(Records from a collection of figures)
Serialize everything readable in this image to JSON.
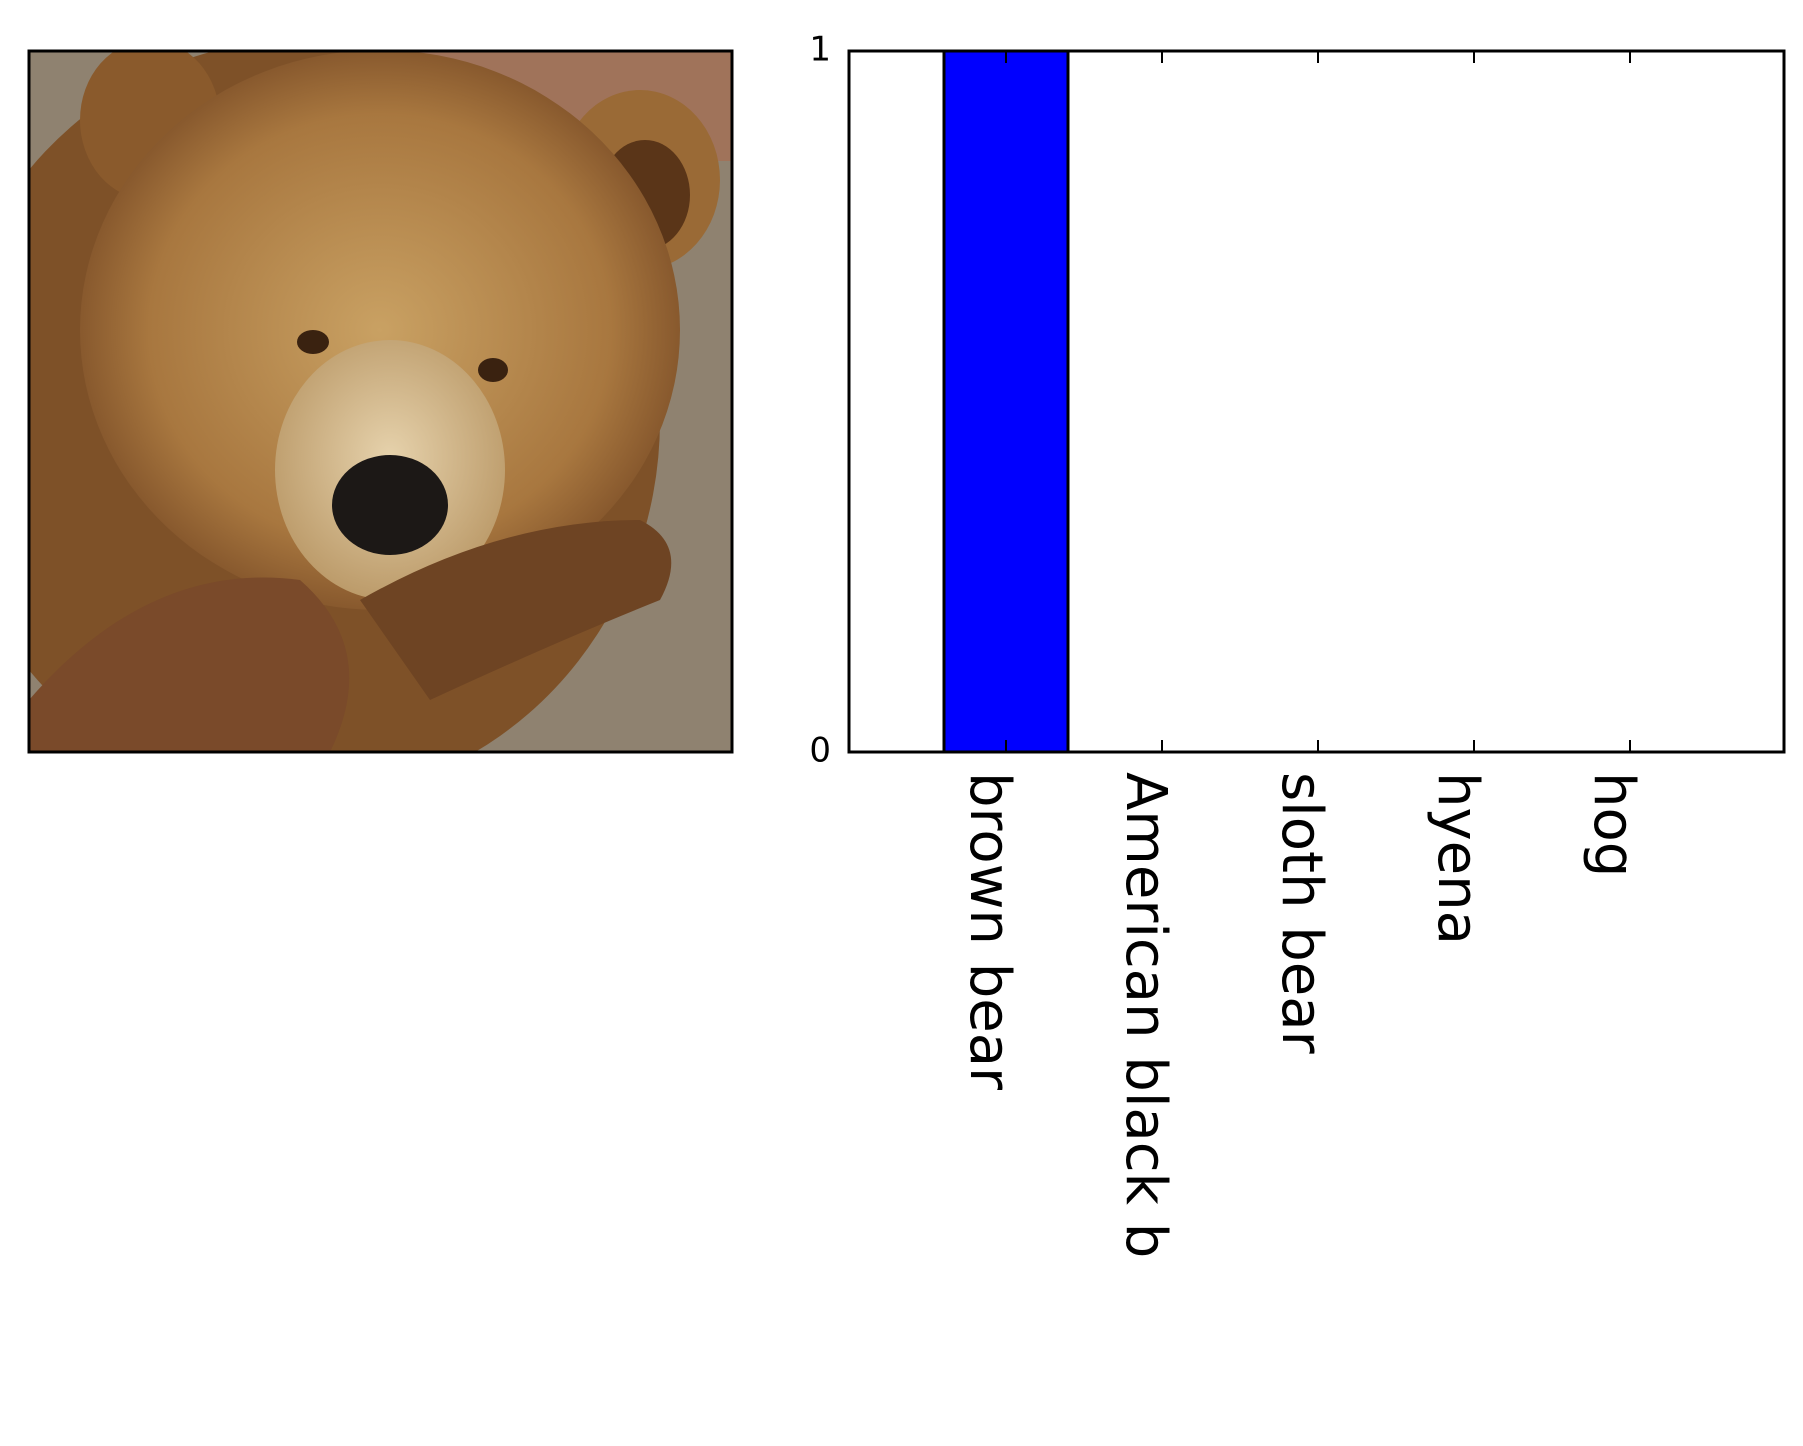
{
  "photo": {
    "subject": "brown-bear-photo",
    "colors": {
      "background_rock": "#8f8270",
      "fur_light": "#c9a163",
      "fur_mid": "#a8773f",
      "fur_dark": "#6e4423",
      "muzzle": "#d9c29a",
      "nose": "#1c1816",
      "eye": "#3a2210"
    }
  },
  "chart_data": {
    "type": "bar",
    "categories": [
      "brown bear",
      "American black b",
      "sloth bear",
      "hyena",
      "hog"
    ],
    "values": [
      1.0,
      0.0,
      0.0,
      0.0,
      0.0
    ],
    "ylim": [
      0,
      1
    ],
    "yticks": [
      "0",
      "1"
    ],
    "bar_color": "#0000ff",
    "xlabel": "",
    "ylabel": "",
    "title": "",
    "grid": false,
    "tick_label_rotation": "vertical"
  }
}
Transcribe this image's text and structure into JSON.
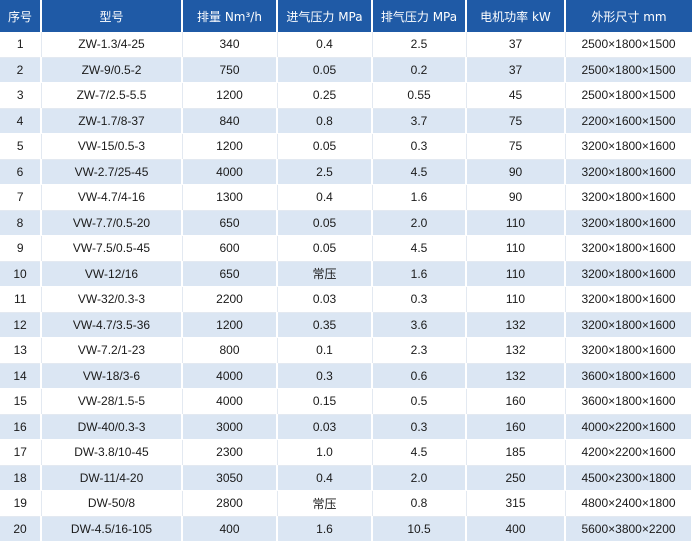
{
  "table": {
    "headers": [
      "序号",
      "型号",
      "排量 Nm³/h",
      "进气压力 MPa",
      "排气压力 MPa",
      "电机功率 kW",
      "外形尺寸 mm"
    ],
    "rows": [
      [
        "1",
        "ZW-1.3/4-25",
        "340",
        "0.4",
        "2.5",
        "37",
        "2500×1800×1500"
      ],
      [
        "2",
        "ZW-9/0.5-2",
        "750",
        "0.05",
        "0.2",
        "37",
        "2500×1800×1500"
      ],
      [
        "3",
        "ZW-7/2.5-5.5",
        "1200",
        "0.25",
        "0.55",
        "45",
        "2500×1800×1500"
      ],
      [
        "4",
        "ZW-1.7/8-37",
        "840",
        "0.8",
        "3.7",
        "75",
        "2200×1600×1500"
      ],
      [
        "5",
        "VW-15/0.5-3",
        "1200",
        "0.05",
        "0.3",
        "75",
        "3200×1800×1600"
      ],
      [
        "6",
        "VW-2.7/25-45",
        "4000",
        "2.5",
        "4.5",
        "90",
        "3200×1800×1600"
      ],
      [
        "7",
        "VW-4.7/4-16",
        "1300",
        "0.4",
        "1.6",
        "90",
        "3200×1800×1600"
      ],
      [
        "8",
        "VW-7.7/0.5-20",
        "650",
        "0.05",
        "2.0",
        "110",
        "3200×1800×1600"
      ],
      [
        "9",
        "VW-7.5/0.5-45",
        "600",
        "0.05",
        "4.5",
        "110",
        "3200×1800×1600"
      ],
      [
        "10",
        "VW-12/16",
        "650",
        "常压",
        "1.6",
        "110",
        "3200×1800×1600"
      ],
      [
        "11",
        "VW-32/0.3-3",
        "2200",
        "0.03",
        "0.3",
        "110",
        "3200×1800×1600"
      ],
      [
        "12",
        "VW-4.7/3.5-36",
        "1200",
        "0.35",
        "3.6",
        "132",
        "3200×1800×1600"
      ],
      [
        "13",
        "VW-7.2/1-23",
        "800",
        "0.1",
        "2.3",
        "132",
        "3200×1800×1600"
      ],
      [
        "14",
        "VW-18/3-6",
        "4000",
        "0.3",
        "0.6",
        "132",
        "3600×1800×1600"
      ],
      [
        "15",
        "VW-28/1.5-5",
        "4000",
        "0.15",
        "0.5",
        "160",
        "3600×1800×1600"
      ],
      [
        "16",
        "DW-40/0.3-3",
        "3000",
        "0.03",
        "0.3",
        "160",
        "4000×2200×1600"
      ],
      [
        "17",
        "DW-3.8/10-45",
        "2300",
        "1.0",
        "4.5",
        "185",
        "4200×2200×1600"
      ],
      [
        "18",
        "DW-11/4-20",
        "3050",
        "0.4",
        "2.0",
        "250",
        "4500×2300×1800"
      ],
      [
        "19",
        "DW-50/8",
        "2800",
        "常压",
        "0.8",
        "315",
        "4800×2400×1800"
      ],
      [
        "20",
        "DW-4.5/16-105",
        "400",
        "1.6",
        "10.5",
        "400",
        "5600×3800×2200"
      ]
    ]
  },
  "colors": {
    "header_bg": "#1f5aa6",
    "header_text": "#ffffff",
    "stripe_bg": "#dbe6f3",
    "row_bg": "#ffffff"
  }
}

• _TASK INSTRUCTIONS_: Identify each line in the records above containing the word "bear"; copy those lines.

• _RESULT_:
    "subject": "brown-bear-photo",
      "brown bear",
      "sloth bear",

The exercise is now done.